TEXTAUSZUG:
Deshalb ist es sinnvoll, den historischen Standort der Gattung Malerei im Rückblick zu beschreiben und die oben zitierte Maxime von Maurice Denis zum Ausgangspunkt zu nehmen: Ich werde also mit der Farbe beginnen und über mehrere Zwischenschritte die Anordnung von Formen und Farben auf der Fläche, ferner die kompositorisch daraus resultierenden Möglichkeiten untersuchen. Ich werde allerdings auch über das Statement von Denis hinausgehen, indem ich ikonografische, soziologische und vertiefende mediale Probleme vorstelle.

DATENAUSZÜGE:
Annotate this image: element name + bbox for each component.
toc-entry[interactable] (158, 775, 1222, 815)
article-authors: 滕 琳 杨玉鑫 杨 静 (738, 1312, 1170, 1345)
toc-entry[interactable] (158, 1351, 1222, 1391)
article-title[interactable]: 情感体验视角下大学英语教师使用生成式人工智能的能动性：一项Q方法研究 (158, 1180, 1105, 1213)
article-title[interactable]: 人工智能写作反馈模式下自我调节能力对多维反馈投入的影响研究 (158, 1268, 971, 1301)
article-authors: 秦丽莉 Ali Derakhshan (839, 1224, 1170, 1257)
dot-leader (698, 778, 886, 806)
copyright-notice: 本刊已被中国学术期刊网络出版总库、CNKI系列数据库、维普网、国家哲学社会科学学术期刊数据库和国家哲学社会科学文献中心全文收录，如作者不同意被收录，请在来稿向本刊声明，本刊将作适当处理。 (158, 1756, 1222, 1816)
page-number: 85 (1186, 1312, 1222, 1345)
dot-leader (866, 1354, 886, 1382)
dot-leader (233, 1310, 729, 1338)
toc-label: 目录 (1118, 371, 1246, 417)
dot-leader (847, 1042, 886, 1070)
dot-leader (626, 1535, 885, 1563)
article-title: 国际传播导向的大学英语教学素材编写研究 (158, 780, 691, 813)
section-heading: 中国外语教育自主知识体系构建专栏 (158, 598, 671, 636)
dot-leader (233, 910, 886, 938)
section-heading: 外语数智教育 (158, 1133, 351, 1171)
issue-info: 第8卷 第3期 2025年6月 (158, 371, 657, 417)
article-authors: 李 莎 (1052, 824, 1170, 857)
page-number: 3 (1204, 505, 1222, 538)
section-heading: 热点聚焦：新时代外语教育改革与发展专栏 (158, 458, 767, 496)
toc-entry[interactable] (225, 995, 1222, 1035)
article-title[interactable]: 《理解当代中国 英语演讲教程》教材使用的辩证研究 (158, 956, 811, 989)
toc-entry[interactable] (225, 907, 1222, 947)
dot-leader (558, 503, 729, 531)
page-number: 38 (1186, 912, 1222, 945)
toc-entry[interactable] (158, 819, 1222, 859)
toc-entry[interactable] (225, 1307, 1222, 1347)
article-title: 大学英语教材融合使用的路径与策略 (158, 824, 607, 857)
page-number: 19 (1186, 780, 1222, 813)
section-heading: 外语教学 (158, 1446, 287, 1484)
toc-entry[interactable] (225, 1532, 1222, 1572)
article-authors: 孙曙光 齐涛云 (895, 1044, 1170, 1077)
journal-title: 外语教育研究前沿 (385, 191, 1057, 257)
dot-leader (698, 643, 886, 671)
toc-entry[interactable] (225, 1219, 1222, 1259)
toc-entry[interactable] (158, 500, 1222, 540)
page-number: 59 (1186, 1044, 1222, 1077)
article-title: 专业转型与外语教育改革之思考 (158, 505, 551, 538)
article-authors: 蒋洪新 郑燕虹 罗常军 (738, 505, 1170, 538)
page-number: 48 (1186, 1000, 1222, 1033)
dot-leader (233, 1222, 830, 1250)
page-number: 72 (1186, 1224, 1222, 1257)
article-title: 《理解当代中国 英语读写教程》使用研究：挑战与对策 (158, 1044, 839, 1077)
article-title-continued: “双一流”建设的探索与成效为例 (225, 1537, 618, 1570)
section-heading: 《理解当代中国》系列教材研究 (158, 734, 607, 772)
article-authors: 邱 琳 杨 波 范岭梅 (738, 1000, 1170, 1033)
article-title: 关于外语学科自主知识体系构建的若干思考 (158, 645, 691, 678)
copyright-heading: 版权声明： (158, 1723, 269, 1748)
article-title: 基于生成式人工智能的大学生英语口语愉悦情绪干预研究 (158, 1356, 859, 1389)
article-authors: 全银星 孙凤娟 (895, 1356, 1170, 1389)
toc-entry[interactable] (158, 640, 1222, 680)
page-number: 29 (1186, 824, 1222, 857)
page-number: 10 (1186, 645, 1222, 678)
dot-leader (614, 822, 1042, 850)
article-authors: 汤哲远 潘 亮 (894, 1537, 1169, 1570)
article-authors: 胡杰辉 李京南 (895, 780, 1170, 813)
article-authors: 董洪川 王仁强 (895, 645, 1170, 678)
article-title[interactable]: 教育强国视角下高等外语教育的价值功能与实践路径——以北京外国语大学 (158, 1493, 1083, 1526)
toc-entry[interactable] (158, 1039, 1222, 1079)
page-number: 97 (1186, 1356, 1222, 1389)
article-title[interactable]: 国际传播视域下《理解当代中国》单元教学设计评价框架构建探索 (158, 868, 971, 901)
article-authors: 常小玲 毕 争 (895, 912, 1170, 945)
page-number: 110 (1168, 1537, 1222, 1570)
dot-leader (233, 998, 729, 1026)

ARBEITSAUFTRAG: Kopiere den gesamten Textauszug über die Gattung Malerei Wort für Wort und ohne jede Änderung. Die Einträge stammen aus einer anderen Quelle als der Textauszug.

ERLEDIGTE AUFGABE:
Deshalb ist es sinnvoll, den historischen Standort der Gattung Malerei im Rückblick zu beschreiben und die oben zitierte Maxime von Maurice Denis zum Ausgangspunkt zu nehmen: Ich werde also mit der Farbe beginnen und über mehrere Zwischenschritte die Anordnung von Formen und Farben auf der Fläche, ferner die kompositorisch daraus resultierenden Möglichkeiten untersuchen. Ich werde allerdings auch über das Statement von Denis hinausgehen, indem ich ikonografische, soziologische und vertiefende mediale Probleme vorstelle.